• Exercise aim:
Rewrite the stretch of lines from the one containing "What elements are" through the one containing "gear-icon[interactable]: ⚙: [555, 62, 567, 77]", swapping each "fold-toggle-icon" for "fold-switch-icon" and leaving everything else unchanged.

[Spatial annotation entries]
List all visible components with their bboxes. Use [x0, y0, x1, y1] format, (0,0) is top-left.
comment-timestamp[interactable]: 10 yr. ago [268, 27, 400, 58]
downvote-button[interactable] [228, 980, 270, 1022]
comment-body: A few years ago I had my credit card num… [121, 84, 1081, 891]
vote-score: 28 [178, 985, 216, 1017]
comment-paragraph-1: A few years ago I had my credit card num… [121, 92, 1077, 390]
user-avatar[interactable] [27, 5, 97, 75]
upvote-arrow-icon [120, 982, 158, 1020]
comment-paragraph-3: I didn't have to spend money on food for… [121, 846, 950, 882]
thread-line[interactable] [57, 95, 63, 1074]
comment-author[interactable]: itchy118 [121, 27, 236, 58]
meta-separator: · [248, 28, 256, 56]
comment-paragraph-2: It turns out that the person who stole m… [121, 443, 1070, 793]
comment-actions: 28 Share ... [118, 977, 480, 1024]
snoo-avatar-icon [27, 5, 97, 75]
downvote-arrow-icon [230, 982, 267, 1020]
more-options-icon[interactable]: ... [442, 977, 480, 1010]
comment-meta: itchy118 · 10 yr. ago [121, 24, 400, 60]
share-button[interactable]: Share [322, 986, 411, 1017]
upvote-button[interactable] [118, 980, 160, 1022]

---

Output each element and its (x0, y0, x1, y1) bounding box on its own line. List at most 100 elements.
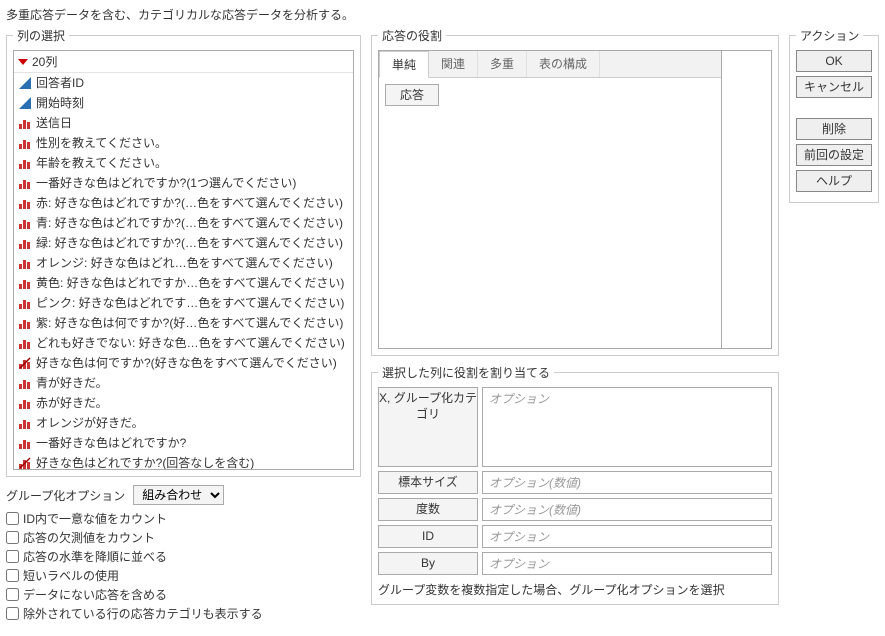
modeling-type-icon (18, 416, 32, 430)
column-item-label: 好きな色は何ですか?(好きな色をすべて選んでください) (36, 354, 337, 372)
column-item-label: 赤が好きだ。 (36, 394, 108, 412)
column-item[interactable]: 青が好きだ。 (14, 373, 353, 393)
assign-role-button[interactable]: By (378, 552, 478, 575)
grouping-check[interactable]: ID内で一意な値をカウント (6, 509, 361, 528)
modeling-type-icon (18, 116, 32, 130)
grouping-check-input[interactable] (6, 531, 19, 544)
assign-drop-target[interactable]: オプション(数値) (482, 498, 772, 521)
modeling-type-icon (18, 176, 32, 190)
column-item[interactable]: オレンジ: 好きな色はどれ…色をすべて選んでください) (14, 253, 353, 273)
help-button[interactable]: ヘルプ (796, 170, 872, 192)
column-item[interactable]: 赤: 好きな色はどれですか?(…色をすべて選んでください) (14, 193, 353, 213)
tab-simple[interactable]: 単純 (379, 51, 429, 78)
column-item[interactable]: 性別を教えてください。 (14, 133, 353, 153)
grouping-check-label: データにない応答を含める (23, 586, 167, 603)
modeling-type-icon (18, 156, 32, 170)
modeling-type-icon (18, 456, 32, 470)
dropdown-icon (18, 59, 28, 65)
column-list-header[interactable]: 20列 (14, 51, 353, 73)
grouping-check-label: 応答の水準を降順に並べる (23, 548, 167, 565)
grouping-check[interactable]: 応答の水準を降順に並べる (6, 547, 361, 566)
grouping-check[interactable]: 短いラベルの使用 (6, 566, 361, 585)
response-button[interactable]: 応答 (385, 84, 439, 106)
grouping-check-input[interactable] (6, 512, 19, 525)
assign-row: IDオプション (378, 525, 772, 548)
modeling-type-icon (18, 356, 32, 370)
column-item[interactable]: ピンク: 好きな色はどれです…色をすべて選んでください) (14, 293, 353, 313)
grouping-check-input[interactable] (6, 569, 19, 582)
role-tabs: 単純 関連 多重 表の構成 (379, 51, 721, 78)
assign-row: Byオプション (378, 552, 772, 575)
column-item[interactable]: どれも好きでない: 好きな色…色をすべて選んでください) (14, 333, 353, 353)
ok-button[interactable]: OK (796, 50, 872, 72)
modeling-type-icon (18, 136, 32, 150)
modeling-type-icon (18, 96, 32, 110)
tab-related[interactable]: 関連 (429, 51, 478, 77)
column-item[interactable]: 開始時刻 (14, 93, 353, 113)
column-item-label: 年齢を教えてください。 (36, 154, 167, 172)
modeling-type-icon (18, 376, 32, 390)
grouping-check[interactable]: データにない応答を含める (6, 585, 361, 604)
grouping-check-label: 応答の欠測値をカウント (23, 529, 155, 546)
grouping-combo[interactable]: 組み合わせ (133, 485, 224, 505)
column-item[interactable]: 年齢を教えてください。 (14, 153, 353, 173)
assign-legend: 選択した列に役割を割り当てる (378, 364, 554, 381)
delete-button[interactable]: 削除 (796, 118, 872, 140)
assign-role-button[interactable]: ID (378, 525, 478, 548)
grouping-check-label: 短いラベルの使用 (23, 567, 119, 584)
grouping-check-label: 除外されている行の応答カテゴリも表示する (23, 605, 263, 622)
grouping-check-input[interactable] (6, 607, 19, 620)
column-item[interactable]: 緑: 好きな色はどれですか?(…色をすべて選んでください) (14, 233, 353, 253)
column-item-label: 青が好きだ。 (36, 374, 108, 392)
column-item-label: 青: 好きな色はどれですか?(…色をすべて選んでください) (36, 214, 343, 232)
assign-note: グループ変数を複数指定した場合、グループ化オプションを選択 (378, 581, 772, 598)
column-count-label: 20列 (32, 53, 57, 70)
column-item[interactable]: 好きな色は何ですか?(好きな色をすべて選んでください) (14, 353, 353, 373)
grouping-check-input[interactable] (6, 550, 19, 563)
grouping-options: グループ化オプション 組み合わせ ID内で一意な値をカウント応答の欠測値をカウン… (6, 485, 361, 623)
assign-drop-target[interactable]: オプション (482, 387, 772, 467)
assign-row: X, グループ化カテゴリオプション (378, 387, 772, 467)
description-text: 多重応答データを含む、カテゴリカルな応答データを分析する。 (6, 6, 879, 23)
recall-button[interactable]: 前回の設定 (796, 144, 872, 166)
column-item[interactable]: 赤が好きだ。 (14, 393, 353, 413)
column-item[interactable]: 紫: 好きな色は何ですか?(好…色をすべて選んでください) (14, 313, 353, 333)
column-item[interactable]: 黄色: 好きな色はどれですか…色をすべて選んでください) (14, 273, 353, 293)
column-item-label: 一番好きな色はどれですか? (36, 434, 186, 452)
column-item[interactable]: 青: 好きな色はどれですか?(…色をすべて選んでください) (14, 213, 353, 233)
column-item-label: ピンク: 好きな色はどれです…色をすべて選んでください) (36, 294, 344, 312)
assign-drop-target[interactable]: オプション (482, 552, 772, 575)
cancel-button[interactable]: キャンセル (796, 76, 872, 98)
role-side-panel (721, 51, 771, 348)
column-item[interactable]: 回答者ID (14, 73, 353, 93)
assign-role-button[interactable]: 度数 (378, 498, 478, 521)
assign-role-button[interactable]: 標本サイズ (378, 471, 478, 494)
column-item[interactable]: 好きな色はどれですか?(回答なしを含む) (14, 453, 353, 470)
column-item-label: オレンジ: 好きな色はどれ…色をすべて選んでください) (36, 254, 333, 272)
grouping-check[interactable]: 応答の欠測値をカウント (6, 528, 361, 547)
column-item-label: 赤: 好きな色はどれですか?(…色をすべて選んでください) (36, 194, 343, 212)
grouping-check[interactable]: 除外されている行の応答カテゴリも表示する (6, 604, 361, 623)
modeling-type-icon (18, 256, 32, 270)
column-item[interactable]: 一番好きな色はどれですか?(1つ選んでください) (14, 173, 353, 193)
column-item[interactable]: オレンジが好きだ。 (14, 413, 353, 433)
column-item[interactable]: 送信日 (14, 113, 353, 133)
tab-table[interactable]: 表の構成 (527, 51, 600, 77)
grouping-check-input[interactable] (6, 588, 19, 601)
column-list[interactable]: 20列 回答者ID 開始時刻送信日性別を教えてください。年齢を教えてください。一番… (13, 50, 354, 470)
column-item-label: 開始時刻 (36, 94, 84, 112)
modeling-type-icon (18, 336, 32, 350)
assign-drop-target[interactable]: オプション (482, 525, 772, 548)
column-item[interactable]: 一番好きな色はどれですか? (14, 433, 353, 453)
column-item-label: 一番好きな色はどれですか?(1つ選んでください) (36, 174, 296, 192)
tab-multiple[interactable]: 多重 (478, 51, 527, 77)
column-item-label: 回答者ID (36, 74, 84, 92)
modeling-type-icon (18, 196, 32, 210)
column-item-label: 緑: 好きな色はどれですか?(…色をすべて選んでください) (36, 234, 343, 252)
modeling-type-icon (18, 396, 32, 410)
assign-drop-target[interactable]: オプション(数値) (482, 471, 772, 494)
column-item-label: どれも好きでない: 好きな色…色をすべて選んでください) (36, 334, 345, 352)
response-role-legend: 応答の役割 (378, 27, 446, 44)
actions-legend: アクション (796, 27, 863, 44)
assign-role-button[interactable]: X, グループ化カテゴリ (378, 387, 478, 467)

...

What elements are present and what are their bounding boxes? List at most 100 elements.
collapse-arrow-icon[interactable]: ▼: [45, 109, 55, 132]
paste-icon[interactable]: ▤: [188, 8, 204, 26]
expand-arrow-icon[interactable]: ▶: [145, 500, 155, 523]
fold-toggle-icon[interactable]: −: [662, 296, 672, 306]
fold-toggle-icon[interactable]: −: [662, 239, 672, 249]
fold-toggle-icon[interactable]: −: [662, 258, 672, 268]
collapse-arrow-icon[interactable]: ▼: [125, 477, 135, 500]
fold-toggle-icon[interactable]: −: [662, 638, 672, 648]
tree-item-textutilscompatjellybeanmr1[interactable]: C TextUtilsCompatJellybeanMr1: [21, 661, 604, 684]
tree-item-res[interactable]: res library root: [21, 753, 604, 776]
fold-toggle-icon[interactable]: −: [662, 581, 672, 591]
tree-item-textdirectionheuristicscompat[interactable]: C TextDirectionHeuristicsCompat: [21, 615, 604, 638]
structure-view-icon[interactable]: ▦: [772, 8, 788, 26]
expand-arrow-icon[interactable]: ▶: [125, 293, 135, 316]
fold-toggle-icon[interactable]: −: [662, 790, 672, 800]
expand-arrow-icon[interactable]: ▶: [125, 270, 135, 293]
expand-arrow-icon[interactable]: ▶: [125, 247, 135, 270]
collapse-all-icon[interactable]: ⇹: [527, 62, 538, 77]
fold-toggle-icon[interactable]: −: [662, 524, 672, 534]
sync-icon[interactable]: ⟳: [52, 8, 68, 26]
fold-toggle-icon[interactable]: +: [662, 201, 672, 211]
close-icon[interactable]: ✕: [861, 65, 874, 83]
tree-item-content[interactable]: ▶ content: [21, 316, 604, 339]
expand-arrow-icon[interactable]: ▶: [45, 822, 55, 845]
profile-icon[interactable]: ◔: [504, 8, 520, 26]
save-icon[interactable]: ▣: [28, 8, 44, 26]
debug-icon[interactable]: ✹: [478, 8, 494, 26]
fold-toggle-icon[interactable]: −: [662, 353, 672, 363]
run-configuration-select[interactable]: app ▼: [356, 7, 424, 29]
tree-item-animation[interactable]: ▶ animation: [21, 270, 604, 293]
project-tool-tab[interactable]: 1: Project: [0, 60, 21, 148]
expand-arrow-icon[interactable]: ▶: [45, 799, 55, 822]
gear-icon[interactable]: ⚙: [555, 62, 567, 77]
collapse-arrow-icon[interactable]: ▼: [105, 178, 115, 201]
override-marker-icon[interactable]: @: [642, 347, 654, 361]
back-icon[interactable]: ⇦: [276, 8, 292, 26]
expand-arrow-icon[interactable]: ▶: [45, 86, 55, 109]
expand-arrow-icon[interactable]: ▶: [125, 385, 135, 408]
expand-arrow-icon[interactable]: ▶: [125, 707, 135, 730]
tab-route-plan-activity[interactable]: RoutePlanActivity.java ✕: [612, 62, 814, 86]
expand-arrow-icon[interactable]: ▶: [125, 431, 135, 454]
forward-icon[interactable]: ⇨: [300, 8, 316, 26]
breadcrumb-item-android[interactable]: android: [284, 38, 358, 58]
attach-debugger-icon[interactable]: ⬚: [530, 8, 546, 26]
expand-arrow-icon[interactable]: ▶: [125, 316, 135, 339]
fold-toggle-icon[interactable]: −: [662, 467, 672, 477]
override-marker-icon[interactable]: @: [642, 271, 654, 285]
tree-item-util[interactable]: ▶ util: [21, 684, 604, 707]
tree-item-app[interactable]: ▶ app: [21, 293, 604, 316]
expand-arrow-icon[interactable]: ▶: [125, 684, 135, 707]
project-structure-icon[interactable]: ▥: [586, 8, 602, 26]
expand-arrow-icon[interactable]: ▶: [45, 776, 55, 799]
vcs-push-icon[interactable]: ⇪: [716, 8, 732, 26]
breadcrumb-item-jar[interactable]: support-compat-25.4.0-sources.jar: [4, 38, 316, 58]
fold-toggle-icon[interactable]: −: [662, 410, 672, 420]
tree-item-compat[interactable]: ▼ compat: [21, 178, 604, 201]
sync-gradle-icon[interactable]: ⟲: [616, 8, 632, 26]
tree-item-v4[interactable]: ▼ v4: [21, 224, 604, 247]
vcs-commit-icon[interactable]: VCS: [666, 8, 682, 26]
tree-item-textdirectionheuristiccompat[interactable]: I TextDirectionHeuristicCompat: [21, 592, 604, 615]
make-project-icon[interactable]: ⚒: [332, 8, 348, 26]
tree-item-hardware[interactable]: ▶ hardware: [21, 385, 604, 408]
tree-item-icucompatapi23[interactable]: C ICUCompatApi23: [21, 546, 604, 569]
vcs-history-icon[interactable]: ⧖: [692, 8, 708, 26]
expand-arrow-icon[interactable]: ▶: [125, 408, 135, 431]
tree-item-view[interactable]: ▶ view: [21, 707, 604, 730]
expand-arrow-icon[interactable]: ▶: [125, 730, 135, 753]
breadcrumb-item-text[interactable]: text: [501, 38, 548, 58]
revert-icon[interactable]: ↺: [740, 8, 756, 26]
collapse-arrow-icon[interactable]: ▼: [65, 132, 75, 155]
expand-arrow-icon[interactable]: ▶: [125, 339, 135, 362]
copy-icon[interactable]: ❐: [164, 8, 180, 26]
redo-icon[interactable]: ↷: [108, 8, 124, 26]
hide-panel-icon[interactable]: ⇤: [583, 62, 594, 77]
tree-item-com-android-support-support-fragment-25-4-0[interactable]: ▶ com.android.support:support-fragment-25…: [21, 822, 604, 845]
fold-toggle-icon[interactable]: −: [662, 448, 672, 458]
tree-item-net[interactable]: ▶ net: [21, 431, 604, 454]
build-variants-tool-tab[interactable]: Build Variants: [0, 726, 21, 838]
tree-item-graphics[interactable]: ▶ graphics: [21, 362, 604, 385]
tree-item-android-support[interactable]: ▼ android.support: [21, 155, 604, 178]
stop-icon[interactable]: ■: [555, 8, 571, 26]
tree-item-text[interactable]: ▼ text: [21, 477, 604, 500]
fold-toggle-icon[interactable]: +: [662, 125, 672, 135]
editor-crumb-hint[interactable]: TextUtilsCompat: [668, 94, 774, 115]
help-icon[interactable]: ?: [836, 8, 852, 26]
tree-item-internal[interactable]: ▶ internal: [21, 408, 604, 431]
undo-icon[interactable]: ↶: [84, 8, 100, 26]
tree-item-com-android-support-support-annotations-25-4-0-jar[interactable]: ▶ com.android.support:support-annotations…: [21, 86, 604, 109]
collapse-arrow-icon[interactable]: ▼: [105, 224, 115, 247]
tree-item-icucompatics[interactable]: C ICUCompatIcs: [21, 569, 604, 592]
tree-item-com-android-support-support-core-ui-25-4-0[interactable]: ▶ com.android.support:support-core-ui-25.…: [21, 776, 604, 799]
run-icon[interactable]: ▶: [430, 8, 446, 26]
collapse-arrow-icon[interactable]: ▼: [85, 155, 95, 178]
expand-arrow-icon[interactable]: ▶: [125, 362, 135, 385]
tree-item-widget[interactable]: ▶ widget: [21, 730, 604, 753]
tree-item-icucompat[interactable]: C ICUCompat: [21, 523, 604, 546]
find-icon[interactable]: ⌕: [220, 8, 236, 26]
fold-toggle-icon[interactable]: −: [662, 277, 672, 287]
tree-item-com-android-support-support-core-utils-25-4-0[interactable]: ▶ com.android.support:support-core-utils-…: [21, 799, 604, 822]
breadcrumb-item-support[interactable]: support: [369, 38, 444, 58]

• Exercise output:
What elements are present and what are their bounding boxes? List at most 100 elements.
collapse-arrow-icon[interactable]: ▼: [45, 109, 55, 132]
paste-icon[interactable]: ▤: [188, 8, 204, 26]
expand-arrow-icon[interactable]: ▶: [145, 500, 155, 523]
fold-switch-icon[interactable]: −: [662, 296, 672, 306]
fold-switch-icon[interactable]: −: [662, 239, 672, 249]
fold-switch-icon[interactable]: −: [662, 258, 672, 268]
collapse-arrow-icon[interactable]: ▼: [125, 477, 135, 500]
fold-switch-icon[interactable]: −: [662, 638, 672, 648]
tree-item-textutilscompatjellybeanmr1[interactable]: C TextUtilsCompatJellybeanMr1: [21, 661, 604, 684]
tree-item-res[interactable]: res library root: [21, 753, 604, 776]
fold-switch-icon[interactable]: −: [662, 581, 672, 591]
tree-item-textdirectionheuristicscompat[interactable]: C TextDirectionHeuristicsCompat: [21, 615, 604, 638]
structure-view-icon[interactable]: ▦: [772, 8, 788, 26]
expand-arrow-icon[interactable]: ▶: [125, 293, 135, 316]
fold-switch-icon[interactable]: −: [662, 790, 672, 800]
expand-arrow-icon[interactable]: ▶: [125, 270, 135, 293]
expand-arrow-icon[interactable]: ▶: [125, 247, 135, 270]
collapse-all-icon[interactable]: ⇹: [527, 62, 538, 77]
fold-switch-icon[interactable]: −: [662, 524, 672, 534]
sync-icon[interactable]: ⟳: [52, 8, 68, 26]
fold-switch-icon[interactable]: +: [662, 201, 672, 211]
close-icon[interactable]: ✕: [861, 65, 874, 83]
tree-item-content[interactable]: ▶ content: [21, 316, 604, 339]
expand-arrow-icon[interactable]: ▶: [45, 822, 55, 845]
profile-icon[interactable]: ◔: [504, 8, 520, 26]
save-icon[interactable]: ▣: [28, 8, 44, 26]
debug-icon[interactable]: ✹: [478, 8, 494, 26]
fold-switch-icon[interactable]: −: [662, 353, 672, 363]
run-configuration-select[interactable]: app ▼: [356, 7, 424, 29]
tree-item-animation[interactable]: ▶ animation: [21, 270, 604, 293]
project-tool-tab[interactable]: 1: Project: [0, 60, 21, 148]
expand-arrow-icon[interactable]: ▶: [45, 799, 55, 822]
gear-icon[interactable]: ⚙: [555, 62, 567, 77]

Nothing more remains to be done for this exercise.